[Structured figure records]
- - - - -

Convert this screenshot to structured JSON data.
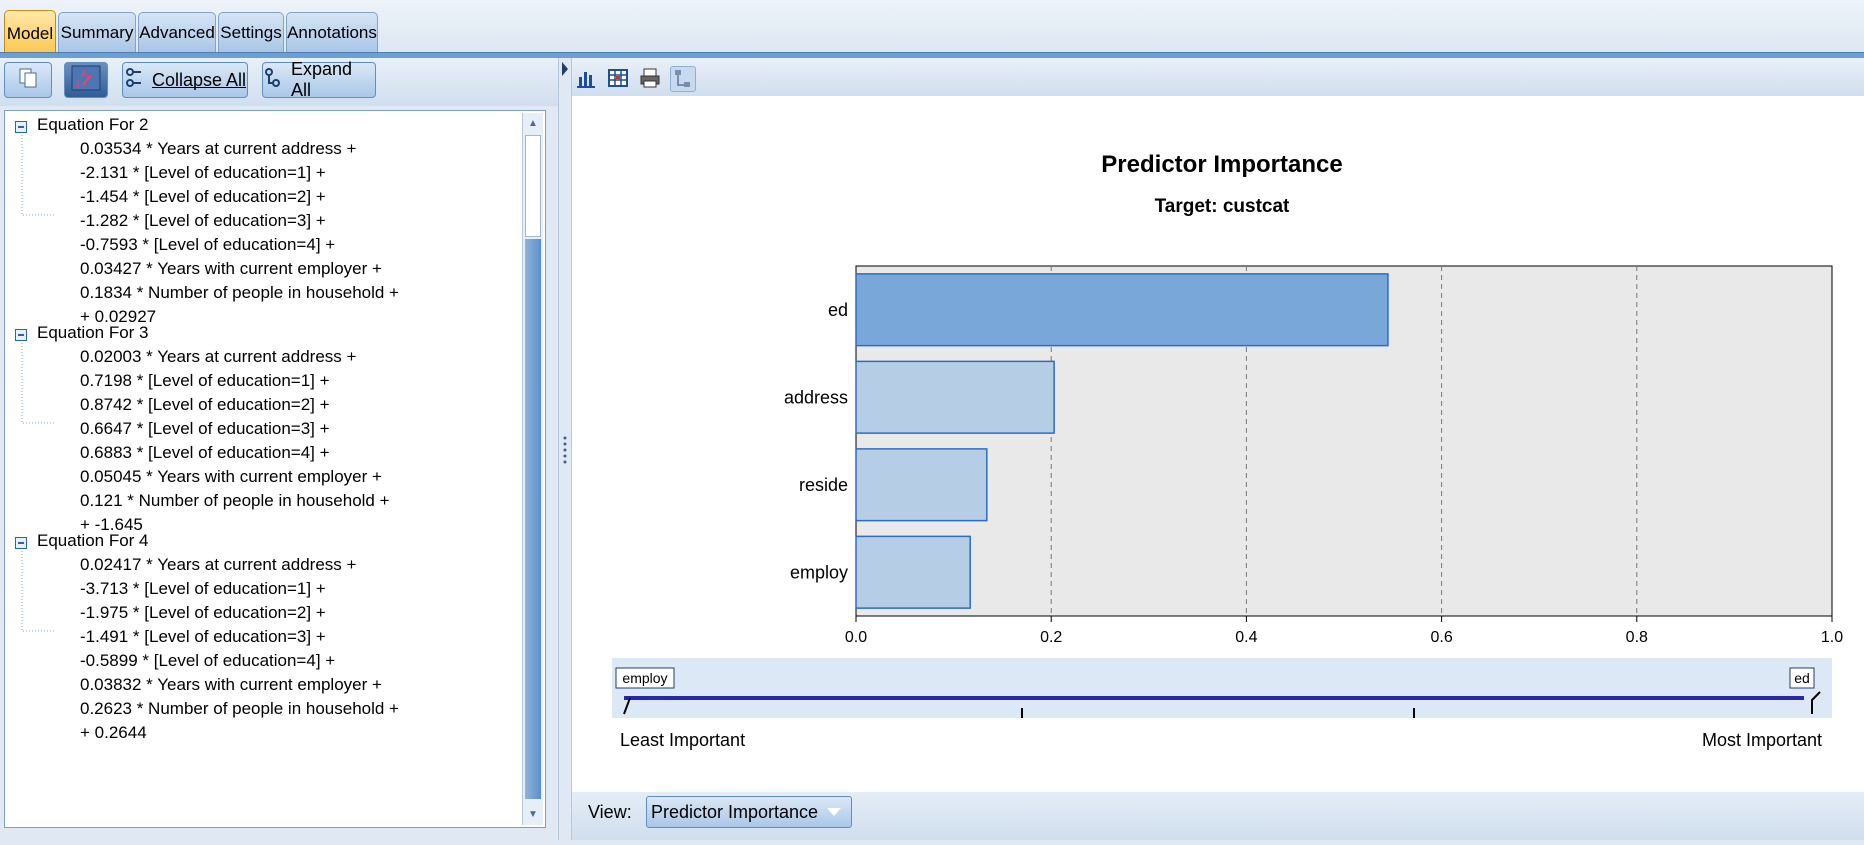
{
  "tabs": [
    {
      "label": "Model",
      "active": true
    },
    {
      "label": "Summary",
      "active": false
    },
    {
      "label": "Advanced",
      "active": false
    },
    {
      "label": "Settings",
      "active": false
    },
    {
      "label": "Annotations",
      "active": false
    }
  ],
  "left_toolbar": {
    "collapse_all_label": "Collapse All",
    "collapse_all_mnemonic": "C",
    "expand_all_label": "Expand All",
    "expand_all_mnemonic": "E",
    "icons": [
      "copy-icon",
      "visibility-icon",
      "collapse-icon",
      "expand-icon"
    ]
  },
  "equations": [
    {
      "title": "Equation For 2",
      "lines": [
        "0.03534 * Years at current address +",
        "-2.131 * [Level of education=1] +",
        "-1.454 * [Level of education=2] +",
        "-1.282 * [Level of education=3] +",
        "-0.7593 * [Level of education=4] +",
        "0.03427 * Years with current employer +",
        "0.1834 * Number of people in household +",
        "+ 0.02927"
      ]
    },
    {
      "title": "Equation For 3",
      "lines": [
        "0.02003 * Years at current address +",
        "0.7198 * [Level of education=1] +",
        "0.8742 * [Level of education=2] +",
        "0.6647 * [Level of education=3] +",
        "0.6883 * [Level of education=4] +",
        "0.05045 * Years with current employer +",
        "0.121 * Number of people in household +",
        "+ -1.645"
      ]
    },
    {
      "title": "Equation For 4",
      "lines": [
        "0.02417 * Years at current address +",
        "-3.713 * [Level of education=1] +",
        "-1.975 * [Level of education=2] +",
        "-1.491 * [Level of education=3] +",
        "-0.5899 * [Level of education=4] +",
        "0.03832 * Years with current employer +",
        "0.2623 * Number of people in household +",
        "+ 0.2644"
      ]
    }
  ],
  "right_toolbar": {
    "icons": [
      "chart-icon",
      "table-icon",
      "print-icon",
      "tree-icon"
    ]
  },
  "chart_data": {
    "type": "bar",
    "orientation": "horizontal",
    "title": "Predictor Importance",
    "subtitle": "Target: custcat",
    "categories": [
      "ed",
      "address",
      "reside",
      "employ"
    ],
    "values": [
      0.545,
      0.203,
      0.134,
      0.117
    ],
    "xlim": [
      0,
      1.0
    ],
    "x_ticks": [
      "0.0",
      "0.2",
      "0.4",
      "0.6",
      "0.8",
      "1.0"
    ],
    "grid": true,
    "highlight_category": "ed",
    "colors": {
      "highlight": "#79a7da",
      "normal": "#b6cde6",
      "edge": "#2e6cc0",
      "plot_bg": "#e9e9e9"
    },
    "importance_scale": {
      "min_label": "employ",
      "max_label": "ed",
      "least_label": "Least Important",
      "most_label": "Most Important"
    }
  },
  "view": {
    "label": "View:",
    "mnemonic": "w",
    "selected": "Predictor Importance"
  }
}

- - - - -

▸ **SET EXERCISE**
Report only the number of lines that hold the word "Predictor".

▸ **ANSWER IN FULL**
2